> SUPPLIED DATA:
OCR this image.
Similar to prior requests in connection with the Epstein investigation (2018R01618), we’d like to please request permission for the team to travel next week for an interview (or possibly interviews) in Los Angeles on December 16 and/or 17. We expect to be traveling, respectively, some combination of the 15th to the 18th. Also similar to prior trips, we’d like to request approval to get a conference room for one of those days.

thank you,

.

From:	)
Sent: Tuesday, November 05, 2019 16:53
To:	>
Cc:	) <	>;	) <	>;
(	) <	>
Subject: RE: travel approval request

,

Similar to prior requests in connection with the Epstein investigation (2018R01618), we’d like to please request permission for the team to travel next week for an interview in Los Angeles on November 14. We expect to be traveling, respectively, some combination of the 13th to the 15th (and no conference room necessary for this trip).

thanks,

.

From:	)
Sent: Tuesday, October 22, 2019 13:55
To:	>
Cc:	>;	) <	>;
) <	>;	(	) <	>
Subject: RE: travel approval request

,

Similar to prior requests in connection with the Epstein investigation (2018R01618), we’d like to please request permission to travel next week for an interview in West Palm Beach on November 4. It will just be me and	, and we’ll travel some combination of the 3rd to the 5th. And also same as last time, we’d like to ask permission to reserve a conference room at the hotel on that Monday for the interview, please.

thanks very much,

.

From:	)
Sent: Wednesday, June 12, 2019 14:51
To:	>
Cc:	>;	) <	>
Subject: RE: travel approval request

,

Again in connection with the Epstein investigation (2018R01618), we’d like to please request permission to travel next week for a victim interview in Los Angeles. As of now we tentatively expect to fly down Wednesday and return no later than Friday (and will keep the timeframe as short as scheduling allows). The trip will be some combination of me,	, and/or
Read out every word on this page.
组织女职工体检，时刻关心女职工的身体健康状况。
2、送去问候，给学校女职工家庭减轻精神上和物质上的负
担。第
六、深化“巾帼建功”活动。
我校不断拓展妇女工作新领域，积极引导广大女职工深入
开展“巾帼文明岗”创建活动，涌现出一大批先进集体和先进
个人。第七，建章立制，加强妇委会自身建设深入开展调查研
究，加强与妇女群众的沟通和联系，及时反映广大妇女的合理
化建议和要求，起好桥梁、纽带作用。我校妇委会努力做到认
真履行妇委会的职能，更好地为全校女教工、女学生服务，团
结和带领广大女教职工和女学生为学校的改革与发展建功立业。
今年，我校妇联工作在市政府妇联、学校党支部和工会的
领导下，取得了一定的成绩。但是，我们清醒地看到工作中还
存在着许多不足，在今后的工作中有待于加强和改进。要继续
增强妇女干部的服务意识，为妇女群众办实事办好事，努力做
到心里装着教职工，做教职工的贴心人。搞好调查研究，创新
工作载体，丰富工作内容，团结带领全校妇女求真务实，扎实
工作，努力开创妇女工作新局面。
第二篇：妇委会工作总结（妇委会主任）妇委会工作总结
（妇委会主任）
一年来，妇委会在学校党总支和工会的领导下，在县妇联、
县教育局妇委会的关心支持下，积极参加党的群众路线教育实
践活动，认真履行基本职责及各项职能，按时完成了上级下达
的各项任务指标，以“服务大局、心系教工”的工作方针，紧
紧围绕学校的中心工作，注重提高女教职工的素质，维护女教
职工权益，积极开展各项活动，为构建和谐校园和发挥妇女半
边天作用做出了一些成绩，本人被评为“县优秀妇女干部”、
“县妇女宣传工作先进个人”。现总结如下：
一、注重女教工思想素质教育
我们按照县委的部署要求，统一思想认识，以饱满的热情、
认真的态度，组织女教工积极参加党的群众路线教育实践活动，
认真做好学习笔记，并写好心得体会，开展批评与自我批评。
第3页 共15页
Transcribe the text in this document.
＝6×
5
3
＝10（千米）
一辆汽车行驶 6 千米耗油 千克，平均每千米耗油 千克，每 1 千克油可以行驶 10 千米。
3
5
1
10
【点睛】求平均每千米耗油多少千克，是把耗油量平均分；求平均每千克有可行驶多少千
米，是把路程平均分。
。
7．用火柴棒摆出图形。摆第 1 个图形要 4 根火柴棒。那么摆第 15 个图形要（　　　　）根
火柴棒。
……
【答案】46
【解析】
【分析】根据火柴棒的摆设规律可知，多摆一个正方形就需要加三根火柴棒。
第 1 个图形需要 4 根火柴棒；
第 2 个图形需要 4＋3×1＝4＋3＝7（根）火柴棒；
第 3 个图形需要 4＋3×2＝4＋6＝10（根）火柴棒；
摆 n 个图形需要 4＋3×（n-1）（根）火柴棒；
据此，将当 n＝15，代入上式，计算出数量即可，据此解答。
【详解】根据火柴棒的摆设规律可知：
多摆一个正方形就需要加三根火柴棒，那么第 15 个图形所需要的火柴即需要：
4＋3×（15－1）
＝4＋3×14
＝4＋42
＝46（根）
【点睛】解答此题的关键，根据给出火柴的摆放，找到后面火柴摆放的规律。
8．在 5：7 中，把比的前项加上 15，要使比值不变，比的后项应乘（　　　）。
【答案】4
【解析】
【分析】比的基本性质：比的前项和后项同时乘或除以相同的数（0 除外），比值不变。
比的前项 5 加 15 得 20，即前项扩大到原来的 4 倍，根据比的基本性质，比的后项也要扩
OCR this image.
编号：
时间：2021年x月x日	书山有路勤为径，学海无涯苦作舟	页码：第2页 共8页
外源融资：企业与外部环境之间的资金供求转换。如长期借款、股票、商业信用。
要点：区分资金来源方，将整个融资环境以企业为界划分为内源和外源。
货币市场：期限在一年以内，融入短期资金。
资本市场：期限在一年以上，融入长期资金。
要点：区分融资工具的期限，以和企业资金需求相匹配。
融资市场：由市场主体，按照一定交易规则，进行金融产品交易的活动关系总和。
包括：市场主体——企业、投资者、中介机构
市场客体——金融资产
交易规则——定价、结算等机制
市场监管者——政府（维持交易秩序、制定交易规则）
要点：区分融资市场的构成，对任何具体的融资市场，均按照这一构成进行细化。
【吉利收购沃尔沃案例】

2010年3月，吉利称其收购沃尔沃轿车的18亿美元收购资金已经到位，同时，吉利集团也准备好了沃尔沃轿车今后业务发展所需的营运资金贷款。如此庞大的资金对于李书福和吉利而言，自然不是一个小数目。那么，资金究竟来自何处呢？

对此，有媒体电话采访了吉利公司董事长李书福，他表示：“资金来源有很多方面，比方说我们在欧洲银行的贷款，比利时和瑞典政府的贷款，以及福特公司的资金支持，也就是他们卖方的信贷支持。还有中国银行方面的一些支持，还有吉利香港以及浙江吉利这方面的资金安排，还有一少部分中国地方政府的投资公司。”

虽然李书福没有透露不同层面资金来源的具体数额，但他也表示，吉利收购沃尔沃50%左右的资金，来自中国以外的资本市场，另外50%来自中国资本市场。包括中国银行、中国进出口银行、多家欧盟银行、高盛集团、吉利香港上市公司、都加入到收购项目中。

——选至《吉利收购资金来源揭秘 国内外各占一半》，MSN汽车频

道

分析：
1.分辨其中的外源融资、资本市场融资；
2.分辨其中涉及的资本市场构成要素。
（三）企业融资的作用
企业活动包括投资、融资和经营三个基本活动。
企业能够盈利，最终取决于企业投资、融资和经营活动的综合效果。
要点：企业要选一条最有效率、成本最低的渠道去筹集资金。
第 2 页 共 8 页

> TASK:
Every entry needs to be retyped exactly.

> PROBLEM SOLUTION:
OCR this image.
Similar to prior requests in connection with the Epstein investigation (2018R01618), we’d like to please request permission for the team to travel next week for an interview (or possibly interviews) in Los Angeles on December 16 and/or 17. We expect to be traveling, respectively, some combination of the 15th to the 18th. Also similar to prior trips, we’d like to request approval to get a conference room for one of those days.

thank you,

.

From:	)
Sent: Tuesday, November 05, 2019 16:53
To:	>
Cc:	) <	>;	) <	>;
(	) <	>
Subject: RE: travel approval request

,

Similar to prior requests in connection with the Epstein investigation (2018R01618), we’d like to please request permission for the team to travel next week for an interview in Los Angeles on November 14. We expect to be traveling, respectively, some combination of the 13th to the 15th (and no conference room necessary for this trip).

thanks,

.

From:	)
Sent: Tuesday, October 22, 2019 13:55
To:	>
Cc:	>;	) <	>;
) <	>;	(	) <	>
Subject: RE: travel approval request

,

Similar to prior requests in connection with the Epstein investigation (2018R01618), we’d like to please request permission to travel next week for an interview in West Palm Beach on November 4. It will just be me and	, and we’ll travel some combination of the 3rd to the 5th. And also same as last time, we’d like to ask permission to reserve a conference room at the hotel on that Monday for the interview, please.

thanks very much,

.

From:	)
Sent: Wednesday, June 12, 2019 14:51
To:	>
Cc:	>;	) <	>
Subject: RE: travel approval request

,

Again in connection with the Epstein investigation (2018R01618), we’d like to please request permission to travel next week for a victim interview in Los Angeles. As of now we tentatively expect to fly down Wednesday and return no later than Friday (and will keep the timeframe as short as scheduling allows). The trip will be some combination of me,	, and/or
Read out every word on this page.
组织女职工体检，时刻关心女职工的身体健康状况。
2、送去问候，给学校女职工家庭减轻精神上和物质上的负
担。第
六、深化“巾帼建功”活动。
我校不断拓展妇女工作新领域，积极引导广大女职工深入
开展“巾帼文明岗”创建活动，涌现出一大批先进集体和先进
个人。第七，建章立制，加强妇委会自身建设深入开展调查研
究，加强与妇女群众的沟通和联系，及时反映广大妇女的合理
化建议和要求，起好桥梁、纽带作用。我校妇委会努力做到认
真履行妇委会的职能，更好地为全校女教工、女学生服务，团
结和带领广大女教职工和女学生为学校的改革与发展建功立业。
今年，我校妇联工作在市政府妇联、学校党支部和工会的
领导下，取得了一定的成绩。但是，我们清醒地看到工作中还
存在着许多不足，在今后的工作中有待于加强和改进。要继续
增强妇女干部的服务意识，为妇女群众办实事办好事，努力做
到心里装着教职工，做教职工的贴心人。搞好调查研究，创新
工作载体，丰富工作内容，团结带领全校妇女求真务实，扎实
工作，努力开创妇女工作新局面。
第二篇：妇委会工作总结（妇委会主任）妇委会工作总结
（妇委会主任）
一年来，妇委会在学校党总支和工会的领导下，在县妇联、
县教育局妇委会的关心支持下，积极参加党的群众路线教育实
践活动，认真履行基本职责及各项职能，按时完成了上级下达
的各项任务指标，以“服务大局、心系教工”的工作方针，紧
紧围绕学校的中心工作，注重提高女教职工的素质，维护女教
职工权益，积极开展各项活动，为构建和谐校园和发挥妇女半
边天作用做出了一些成绩，本人被评为“县优秀妇女干部”、
“县妇女宣传工作先进个人”。现总结如下：
一、注重女教工思想素质教育
我们按照县委的部署要求，统一思想认识，以饱满的热情、
认真的态度，组织女教工积极参加党的群众路线教育实践活动，
认真做好学习笔记，并写好心得体会，开展批评与自我批评。
第3页 共15页
Transcribe the text in this document.
＝6×
5
3
＝10（千米）
一辆汽车行驶 6 千米耗油 千克，平均每千米耗油 千克，每 1 千克油可以行驶 10 千米。
3
5
1
10
【点睛】求平均每千米耗油多少千克，是把耗油量平均分；求平均每千克有可行驶多少千
米，是把路程平均分。
。
7．用火柴棒摆出图形。摆第 1 个图形要 4 根火柴棒。那么摆第 15 个图形要（　　　　）根
火柴棒。
……
【答案】46
【解析】
【分析】根据火柴棒的摆设规律可知，多摆一个正方形就需要加三根火柴棒。
第 1 个图形需要 4 根火柴棒；
第 2 个图形需要 4＋3×1＝4＋3＝7（根）火柴棒；
第 3 个图形需要 4＋3×2＝4＋6＝10（根）火柴棒；
摆 n 个图形需要 4＋3×（n-1）（根）火柴棒；
据此，将当 n＝15，代入上式，计算出数量即可，据此解答。
【详解】根据火柴棒的摆设规律可知：
多摆一个正方形就需要加三根火柴棒，那么第 15 个图形所需要的火柴即需要：
4＋3×（15－1）
＝4＋3×14
＝4＋42
＝46（根）
【点睛】解答此题的关键，根据给出火柴的摆放，找到后面火柴摆放的规律。
8．在 5：7 中，把比的前项加上 15，要使比值不变，比的后项应乘（　　　）。
【答案】4
【解析】
【分析】比的基本性质：比的前项和后项同时乘或除以相同的数（0 除外），比值不变。
比的前项 5 加 15 得 20，即前项扩大到原来的 4 倍，根据比的基本性质，比的后项也要扩
OCR this image.
编号：
时间：2021年x月x日	书山有路勤为径，学海无涯苦作舟	页码：第2页 共8页
外源融资：企业与外部环境之间的资金供求转换。如长期借款、股票、商业信用。
要点：区分资金来源方，将整个融资环境以企业为界划分为内源和外源。
货币市场：期限在一年以内，融入短期资金。
资本市场：期限在一年以上，融入长期资金。
要点：区分融资工具的期限，以和企业资金需求相匹配。
融资市场：由市场主体，按照一定交易规则，进行金融产品交易的活动关系总和。
包括：市场主体——企业、投资者、中介机构
市场客体——金融资产
交易规则——定价、结算等机制
市场监管者——政府（维持交易秩序、制定交易规则）
要点：区分融资市场的构成，对任何具体的融资市场，均按照这一构成进行细化。
【吉利收购沃尔沃案例】

2010年3月，吉利称其收购沃尔沃轿车的18亿美元收购资金已经到位，同时，吉利集团也准备好了沃尔沃轿车今后业务发展所需的营运资金贷款。如此庞大的资金对于李书福和吉利而言，自然不是一个小数目。那么，资金究竟来自何处呢？

对此，有媒体电话采访了吉利公司董事长李书福，他表示：“资金来源有很多方面，比方说我们在欧洲银行的贷款，比利时和瑞典政府的贷款，以及福特公司的资金支持，也就是他们卖方的信贷支持。还有中国银行方面的一些支持，还有吉利香港以及浙江吉利这方面的资金安排，还有一少部分中国地方政府的投资公司。”

虽然李书福没有透露不同层面资金来源的具体数额，但他也表示，吉利收购沃尔沃50%左右的资金，来自中国以外的资本市场，另外50%来自中国资本市场。包括中国银行、中国进出口银行、多家欧盟银行、高盛集团、吉利香港上市公司、都加入到收购项目中。

——选至《吉利收购资金来源揭秘 国内外各占一半》，MSN汽车频

道

分析：
1.分辨其中的外源融资、资本市场融资；
2.分辨其中涉及的资本市场构成要素。
（三）企业融资的作用
企业活动包括投资、融资和经营三个基本活动。
企业能够盈利，最终取决于企业投资、融资和经营活动的综合效果。
要点：企业要选一条最有效率、成本最低的渠道去筹集资金。
第 2 页 共 8 页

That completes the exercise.